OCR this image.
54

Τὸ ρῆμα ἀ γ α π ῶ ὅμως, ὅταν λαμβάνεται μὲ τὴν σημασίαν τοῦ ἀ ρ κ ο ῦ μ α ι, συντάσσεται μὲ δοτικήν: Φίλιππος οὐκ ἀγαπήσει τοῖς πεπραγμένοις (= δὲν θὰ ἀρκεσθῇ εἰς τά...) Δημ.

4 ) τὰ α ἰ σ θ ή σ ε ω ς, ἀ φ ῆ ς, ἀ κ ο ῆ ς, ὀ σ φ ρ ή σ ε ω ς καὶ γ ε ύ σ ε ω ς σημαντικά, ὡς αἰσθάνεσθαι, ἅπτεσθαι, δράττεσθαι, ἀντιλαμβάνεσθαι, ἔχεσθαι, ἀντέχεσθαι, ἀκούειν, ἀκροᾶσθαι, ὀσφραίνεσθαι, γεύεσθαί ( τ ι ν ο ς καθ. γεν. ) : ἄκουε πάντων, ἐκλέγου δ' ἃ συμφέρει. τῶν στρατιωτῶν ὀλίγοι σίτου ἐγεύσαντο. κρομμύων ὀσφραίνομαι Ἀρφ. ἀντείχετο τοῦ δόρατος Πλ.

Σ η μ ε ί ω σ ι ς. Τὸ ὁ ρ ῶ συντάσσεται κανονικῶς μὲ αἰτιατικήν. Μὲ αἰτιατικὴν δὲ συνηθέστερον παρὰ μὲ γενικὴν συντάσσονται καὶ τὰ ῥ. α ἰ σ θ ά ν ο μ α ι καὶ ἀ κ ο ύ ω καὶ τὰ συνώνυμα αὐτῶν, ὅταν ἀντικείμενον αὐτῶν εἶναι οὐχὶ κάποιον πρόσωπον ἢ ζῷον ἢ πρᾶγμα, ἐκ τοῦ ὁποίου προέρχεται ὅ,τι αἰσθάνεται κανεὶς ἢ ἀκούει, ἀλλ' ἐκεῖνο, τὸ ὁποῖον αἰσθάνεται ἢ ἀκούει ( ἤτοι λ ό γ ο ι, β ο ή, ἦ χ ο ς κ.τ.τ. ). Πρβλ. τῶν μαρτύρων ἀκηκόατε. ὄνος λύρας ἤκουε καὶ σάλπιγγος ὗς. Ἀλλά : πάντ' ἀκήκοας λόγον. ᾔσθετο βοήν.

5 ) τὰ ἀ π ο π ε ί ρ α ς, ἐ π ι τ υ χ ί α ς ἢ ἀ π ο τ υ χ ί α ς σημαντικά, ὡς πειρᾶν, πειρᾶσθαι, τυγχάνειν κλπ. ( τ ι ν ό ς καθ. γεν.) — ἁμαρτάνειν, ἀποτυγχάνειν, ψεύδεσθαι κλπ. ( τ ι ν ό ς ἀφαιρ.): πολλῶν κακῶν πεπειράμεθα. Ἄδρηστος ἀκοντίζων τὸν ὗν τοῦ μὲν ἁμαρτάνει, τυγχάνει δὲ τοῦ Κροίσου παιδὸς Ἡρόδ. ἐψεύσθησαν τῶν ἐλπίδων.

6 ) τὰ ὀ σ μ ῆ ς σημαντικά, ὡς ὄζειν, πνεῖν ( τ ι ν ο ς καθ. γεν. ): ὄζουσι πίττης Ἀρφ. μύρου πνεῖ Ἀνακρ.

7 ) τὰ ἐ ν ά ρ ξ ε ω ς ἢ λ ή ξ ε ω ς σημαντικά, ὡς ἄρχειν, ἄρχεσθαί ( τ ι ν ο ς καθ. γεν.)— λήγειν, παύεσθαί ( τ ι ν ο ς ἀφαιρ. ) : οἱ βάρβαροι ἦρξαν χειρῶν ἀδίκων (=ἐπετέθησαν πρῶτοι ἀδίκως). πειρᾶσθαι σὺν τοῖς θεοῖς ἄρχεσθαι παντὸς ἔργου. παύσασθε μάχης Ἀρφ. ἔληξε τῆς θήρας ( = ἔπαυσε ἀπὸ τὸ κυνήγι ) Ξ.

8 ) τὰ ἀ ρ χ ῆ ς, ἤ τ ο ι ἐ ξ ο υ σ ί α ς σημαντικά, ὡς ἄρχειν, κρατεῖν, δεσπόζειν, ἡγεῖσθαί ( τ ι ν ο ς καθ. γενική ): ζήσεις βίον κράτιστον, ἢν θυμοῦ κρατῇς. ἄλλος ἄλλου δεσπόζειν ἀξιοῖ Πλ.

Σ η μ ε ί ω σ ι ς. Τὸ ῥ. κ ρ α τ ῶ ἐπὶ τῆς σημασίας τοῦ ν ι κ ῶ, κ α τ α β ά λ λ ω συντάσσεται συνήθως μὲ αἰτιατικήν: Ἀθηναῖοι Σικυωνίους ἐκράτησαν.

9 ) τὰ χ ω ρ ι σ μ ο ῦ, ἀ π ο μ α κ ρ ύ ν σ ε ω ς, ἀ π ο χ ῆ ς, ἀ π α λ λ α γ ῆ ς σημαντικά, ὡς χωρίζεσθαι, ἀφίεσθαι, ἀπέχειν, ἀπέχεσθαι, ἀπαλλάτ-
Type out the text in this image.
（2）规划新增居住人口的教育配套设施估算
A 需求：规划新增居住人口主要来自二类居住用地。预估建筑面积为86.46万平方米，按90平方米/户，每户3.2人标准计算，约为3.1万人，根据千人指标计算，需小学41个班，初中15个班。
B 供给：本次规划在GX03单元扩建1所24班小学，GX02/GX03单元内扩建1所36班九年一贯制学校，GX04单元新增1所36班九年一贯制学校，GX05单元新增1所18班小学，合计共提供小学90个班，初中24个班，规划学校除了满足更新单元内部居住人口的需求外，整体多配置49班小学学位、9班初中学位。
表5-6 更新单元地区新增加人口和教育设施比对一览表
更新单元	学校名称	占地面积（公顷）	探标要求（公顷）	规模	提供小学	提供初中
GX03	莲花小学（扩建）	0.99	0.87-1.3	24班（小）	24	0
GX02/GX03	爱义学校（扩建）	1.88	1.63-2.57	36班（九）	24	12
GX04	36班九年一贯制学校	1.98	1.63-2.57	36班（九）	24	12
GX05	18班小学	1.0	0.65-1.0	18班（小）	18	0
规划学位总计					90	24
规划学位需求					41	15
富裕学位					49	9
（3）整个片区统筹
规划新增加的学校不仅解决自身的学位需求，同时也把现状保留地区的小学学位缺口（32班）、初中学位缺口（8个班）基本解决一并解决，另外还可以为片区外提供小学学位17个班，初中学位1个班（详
|---|
> Work to be completed:
Copy every line that includes the string "this" from the material above.

> The answer:
OCR this image.
Type out the text in this image.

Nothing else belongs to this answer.